**Dataset extract**
- - - - -

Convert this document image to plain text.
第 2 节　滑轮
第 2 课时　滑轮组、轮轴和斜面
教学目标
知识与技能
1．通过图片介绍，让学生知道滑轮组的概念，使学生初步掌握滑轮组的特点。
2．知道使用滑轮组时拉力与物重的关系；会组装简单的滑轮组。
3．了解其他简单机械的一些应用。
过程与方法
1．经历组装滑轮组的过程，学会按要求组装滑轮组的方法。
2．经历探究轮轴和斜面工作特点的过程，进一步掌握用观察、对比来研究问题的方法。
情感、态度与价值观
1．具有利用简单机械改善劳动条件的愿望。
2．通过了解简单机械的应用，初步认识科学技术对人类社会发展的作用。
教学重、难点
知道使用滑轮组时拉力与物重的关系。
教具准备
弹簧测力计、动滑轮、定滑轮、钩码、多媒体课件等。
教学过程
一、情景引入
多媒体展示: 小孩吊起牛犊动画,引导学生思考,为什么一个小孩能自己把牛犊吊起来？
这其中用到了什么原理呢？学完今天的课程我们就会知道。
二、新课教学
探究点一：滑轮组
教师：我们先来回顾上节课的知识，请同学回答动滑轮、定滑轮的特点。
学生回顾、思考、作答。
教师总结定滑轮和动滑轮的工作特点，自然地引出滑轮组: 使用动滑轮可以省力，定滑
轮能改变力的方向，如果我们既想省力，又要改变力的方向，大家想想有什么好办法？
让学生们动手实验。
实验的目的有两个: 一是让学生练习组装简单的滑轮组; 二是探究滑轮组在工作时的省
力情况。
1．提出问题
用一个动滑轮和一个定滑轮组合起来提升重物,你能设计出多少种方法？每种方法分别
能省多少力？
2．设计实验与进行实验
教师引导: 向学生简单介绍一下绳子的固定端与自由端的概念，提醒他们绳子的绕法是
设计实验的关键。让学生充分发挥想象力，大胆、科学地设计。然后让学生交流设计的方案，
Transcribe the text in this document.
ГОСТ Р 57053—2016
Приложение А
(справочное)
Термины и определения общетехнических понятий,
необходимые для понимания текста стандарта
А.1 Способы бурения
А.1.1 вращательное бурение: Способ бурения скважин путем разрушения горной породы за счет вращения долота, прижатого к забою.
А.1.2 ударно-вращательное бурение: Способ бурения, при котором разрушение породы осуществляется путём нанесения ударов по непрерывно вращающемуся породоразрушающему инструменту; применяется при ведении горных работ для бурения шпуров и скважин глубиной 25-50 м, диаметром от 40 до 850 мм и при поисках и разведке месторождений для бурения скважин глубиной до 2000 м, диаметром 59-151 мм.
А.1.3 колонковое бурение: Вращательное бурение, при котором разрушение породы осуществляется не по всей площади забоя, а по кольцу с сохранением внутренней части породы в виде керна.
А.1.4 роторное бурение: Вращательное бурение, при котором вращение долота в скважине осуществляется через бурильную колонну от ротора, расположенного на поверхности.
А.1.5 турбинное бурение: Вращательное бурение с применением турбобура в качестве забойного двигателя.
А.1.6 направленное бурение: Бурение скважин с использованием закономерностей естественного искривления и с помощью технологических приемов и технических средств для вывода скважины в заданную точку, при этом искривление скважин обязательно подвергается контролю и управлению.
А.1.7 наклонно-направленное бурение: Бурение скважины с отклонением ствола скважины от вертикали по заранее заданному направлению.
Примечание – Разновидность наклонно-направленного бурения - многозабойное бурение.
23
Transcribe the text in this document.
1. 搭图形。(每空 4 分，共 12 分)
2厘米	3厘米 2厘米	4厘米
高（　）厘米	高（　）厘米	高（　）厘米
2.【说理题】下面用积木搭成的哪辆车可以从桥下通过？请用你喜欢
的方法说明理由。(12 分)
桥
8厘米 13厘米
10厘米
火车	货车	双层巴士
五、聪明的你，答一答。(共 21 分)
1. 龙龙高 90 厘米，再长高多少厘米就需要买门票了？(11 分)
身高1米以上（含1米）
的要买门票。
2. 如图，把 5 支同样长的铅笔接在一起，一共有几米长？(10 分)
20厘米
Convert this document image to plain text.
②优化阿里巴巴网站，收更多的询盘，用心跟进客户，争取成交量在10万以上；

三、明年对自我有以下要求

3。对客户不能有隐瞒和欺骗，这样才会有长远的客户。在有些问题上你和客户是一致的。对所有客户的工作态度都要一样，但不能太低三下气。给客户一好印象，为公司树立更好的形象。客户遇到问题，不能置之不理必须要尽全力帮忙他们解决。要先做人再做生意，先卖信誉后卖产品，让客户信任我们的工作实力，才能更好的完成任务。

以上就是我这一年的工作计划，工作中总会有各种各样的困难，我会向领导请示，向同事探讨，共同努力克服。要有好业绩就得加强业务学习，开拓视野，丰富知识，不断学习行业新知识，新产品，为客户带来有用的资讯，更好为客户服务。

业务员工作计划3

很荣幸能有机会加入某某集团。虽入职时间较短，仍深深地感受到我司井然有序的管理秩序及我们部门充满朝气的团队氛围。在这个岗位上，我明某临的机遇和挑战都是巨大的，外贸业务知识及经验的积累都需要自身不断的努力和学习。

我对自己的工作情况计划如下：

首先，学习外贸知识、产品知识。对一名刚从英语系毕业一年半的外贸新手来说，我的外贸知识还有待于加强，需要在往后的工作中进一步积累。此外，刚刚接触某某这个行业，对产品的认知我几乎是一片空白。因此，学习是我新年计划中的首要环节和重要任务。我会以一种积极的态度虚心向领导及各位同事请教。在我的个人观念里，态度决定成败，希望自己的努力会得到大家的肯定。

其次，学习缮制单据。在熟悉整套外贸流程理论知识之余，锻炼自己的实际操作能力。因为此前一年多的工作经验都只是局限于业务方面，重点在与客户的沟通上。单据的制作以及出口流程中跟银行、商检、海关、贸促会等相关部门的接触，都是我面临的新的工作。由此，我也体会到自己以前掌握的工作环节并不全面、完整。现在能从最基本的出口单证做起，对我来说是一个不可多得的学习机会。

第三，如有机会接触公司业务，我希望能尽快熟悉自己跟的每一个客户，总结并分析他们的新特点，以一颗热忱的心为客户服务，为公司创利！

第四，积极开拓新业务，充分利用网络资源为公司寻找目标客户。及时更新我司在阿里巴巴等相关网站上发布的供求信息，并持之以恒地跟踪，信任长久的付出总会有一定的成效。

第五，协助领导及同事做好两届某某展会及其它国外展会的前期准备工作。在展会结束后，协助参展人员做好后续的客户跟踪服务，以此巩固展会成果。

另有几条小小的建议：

- - - - -

**Request**
Repeat all the records. Match each line exactly.

**Output for this exercise**
Convert this document image to plain text.
第 2 节　滑轮
第 2 课时　滑轮组、轮轴和斜面
教学目标
知识与技能
1．通过图片介绍，让学生知道滑轮组的概念，使学生初步掌握滑轮组的特点。
2．知道使用滑轮组时拉力与物重的关系；会组装简单的滑轮组。
3．了解其他简单机械的一些应用。
过程与方法
1．经历组装滑轮组的过程，学会按要求组装滑轮组的方法。
2．经历探究轮轴和斜面工作特点的过程，进一步掌握用观察、对比来研究问题的方法。
情感、态度与价值观
1．具有利用简单机械改善劳动条件的愿望。
2．通过了解简单机械的应用，初步认识科学技术对人类社会发展的作用。
教学重、难点
知道使用滑轮组时拉力与物重的关系。
教具准备
弹簧测力计、动滑轮、定滑轮、钩码、多媒体课件等。
教学过程
一、情景引入
多媒体展示: 小孩吊起牛犊动画,引导学生思考,为什么一个小孩能自己把牛犊吊起来？
这其中用到了什么原理呢？学完今天的课程我们就会知道。
二、新课教学
探究点一：滑轮组
教师：我们先来回顾上节课的知识，请同学回答动滑轮、定滑轮的特点。
学生回顾、思考、作答。
教师总结定滑轮和动滑轮的工作特点，自然地引出滑轮组: 使用动滑轮可以省力，定滑
轮能改变力的方向，如果我们既想省力，又要改变力的方向，大家想想有什么好办法？
让学生们动手实验。
实验的目的有两个: 一是让学生练习组装简单的滑轮组; 二是探究滑轮组在工作时的省
力情况。
1．提出问题
用一个动滑轮和一个定滑轮组合起来提升重物,你能设计出多少种方法？每种方法分别
能省多少力？
2．设计实验与进行实验
教师引导: 向学生简单介绍一下绳子的固定端与自由端的概念，提醒他们绳子的绕法是
设计实验的关键。让学生充分发挥想象力，大胆、科学地设计。然后让学生交流设计的方案，
Transcribe the text in this document.
ГОСТ Р 57053—2016
Приложение А
(справочное)
Термины и определения общетехнических понятий,
необходимые для понимания текста стандарта
А.1 Способы бурения
А.1.1 вращательное бурение: Способ бурения скважин путем разрушения горной породы за счет вращения долота, прижатого к забою.
А.1.2 ударно-вращательное бурение: Способ бурения, при котором разрушение породы осуществляется путём нанесения ударов по непрерывно вращающемуся породоразрушающему инструменту; применяется при ведении горных работ для бурения шпуров и скважин глубиной 25-50 м, диаметром от 40 до 850 мм и при поисках и разведке месторождений для бурения скважин глубиной до 2000 м, диаметром 59-151 мм.
А.1.3 колонковое бурение: Вращательное бурение, при котором разрушение породы осуществляется не по всей площади забоя, а по кольцу с сохранением внутренней части породы в виде керна.
А.1.4 роторное бурение: Вращательное бурение, при котором вращение долота в скважине осуществляется через бурильную колонну от ротора, расположенного на поверхности.
А.1.5 турбинное бурение: Вращательное бурение с применением турбобура в качестве забойного двигателя.
А.1.6 направленное бурение: Бурение скважин с использованием закономерностей естественного искривления и с помощью технологических приемов и технических средств для вывода скважины в заданную точку, при этом искривление скважин обязательно подвергается контролю и управлению.
А.1.7 наклонно-направленное бурение: Бурение скважины с отклонением ствола скважины от вертикали по заранее заданному направлению.
Примечание – Разновидность наклонно-направленного бурения - многозабойное бурение.
23
Transcribe the text in this document.
1. 搭图形。(每空 4 分，共 12 分)
2厘米	3厘米 2厘米	4厘米
高（　）厘米	高（　）厘米	高（　）厘米
2.【说理题】下面用积木搭成的哪辆车可以从桥下通过？请用你喜欢
的方法说明理由。(12 分)
桥
8厘米 13厘米
10厘米
火车	货车	双层巴士
五、聪明的你，答一答。(共 21 分)
1. 龙龙高 90 厘米，再长高多少厘米就需要买门票了？(11 分)
身高1米以上（含1米）
的要买门票。
2. 如图，把 5 支同样长的铅笔接在一起，一共有几米长？(10 分)
20厘米
Convert this document image to plain text.
②优化阿里巴巴网站，收更多的询盘，用心跟进客户，争取成交量在10万以上；

三、明年对自我有以下要求

3。对客户不能有隐瞒和欺骗，这样才会有长远的客户。在有些问题上你和客户是一致的。对所有客户的工作态度都要一样，但不能太低三下气。给客户一好印象，为公司树立更好的形象。客户遇到问题，不能置之不理必须要尽全力帮忙他们解决。要先做人再做生意，先卖信誉后卖产品，让客户信任我们的工作实力，才能更好的完成任务。

以上就是我这一年的工作计划，工作中总会有各种各样的困难，我会向领导请示，向同事探讨，共同努力克服。要有好业绩就得加强业务学习，开拓视野，丰富知识，不断学习行业新知识，新产品，为客户带来有用的资讯，更好为客户服务。

业务员工作计划3

很荣幸能有机会加入某某集团。虽入职时间较短，仍深深地感受到我司井然有序的管理秩序及我们部门充满朝气的团队氛围。在这个岗位上，我明某临的机遇和挑战都是巨大的，外贸业务知识及经验的积累都需要自身不断的努力和学习。

我对自己的工作情况计划如下：

首先，学习外贸知识、产品知识。对一名刚从英语系毕业一年半的外贸新手来说，我的外贸知识还有待于加强，需要在往后的工作中进一步积累。此外，刚刚接触某某这个行业，对产品的认知我几乎是一片空白。因此，学习是我新年计划中的首要环节和重要任务。我会以一种积极的态度虚心向领导及各位同事请教。在我的个人观念里，态度决定成败，希望自己的努力会得到大家的肯定。

其次，学习缮制单据。在熟悉整套外贸流程理论知识之余，锻炼自己的实际操作能力。因为此前一年多的工作经验都只是局限于业务方面，重点在与客户的沟通上。单据的制作以及出口流程中跟银行、商检、海关、贸促会等相关部门的接触，都是我面临的新的工作。由此，我也体会到自己以前掌握的工作环节并不全面、完整。现在能从最基本的出口单证做起，对我来说是一个不可多得的学习机会。

第三，如有机会接触公司业务，我希望能尽快熟悉自己跟的每一个客户，总结并分析他们的新特点，以一颗热忱的心为客户服务，为公司创利！

第四，积极开拓新业务，充分利用网络资源为公司寻找目标客户。及时更新我司在阿里巴巴等相关网站上发布的供求信息，并持之以恒地跟踪，信任长久的付出总会有一定的成效。

第五，协助领导及同事做好两届某某展会及其它国外展会的前期准备工作。在展会结束后，协助参展人员做好后续的客户跟踪服务，以此巩固展会成果。

另有几条小小的建议：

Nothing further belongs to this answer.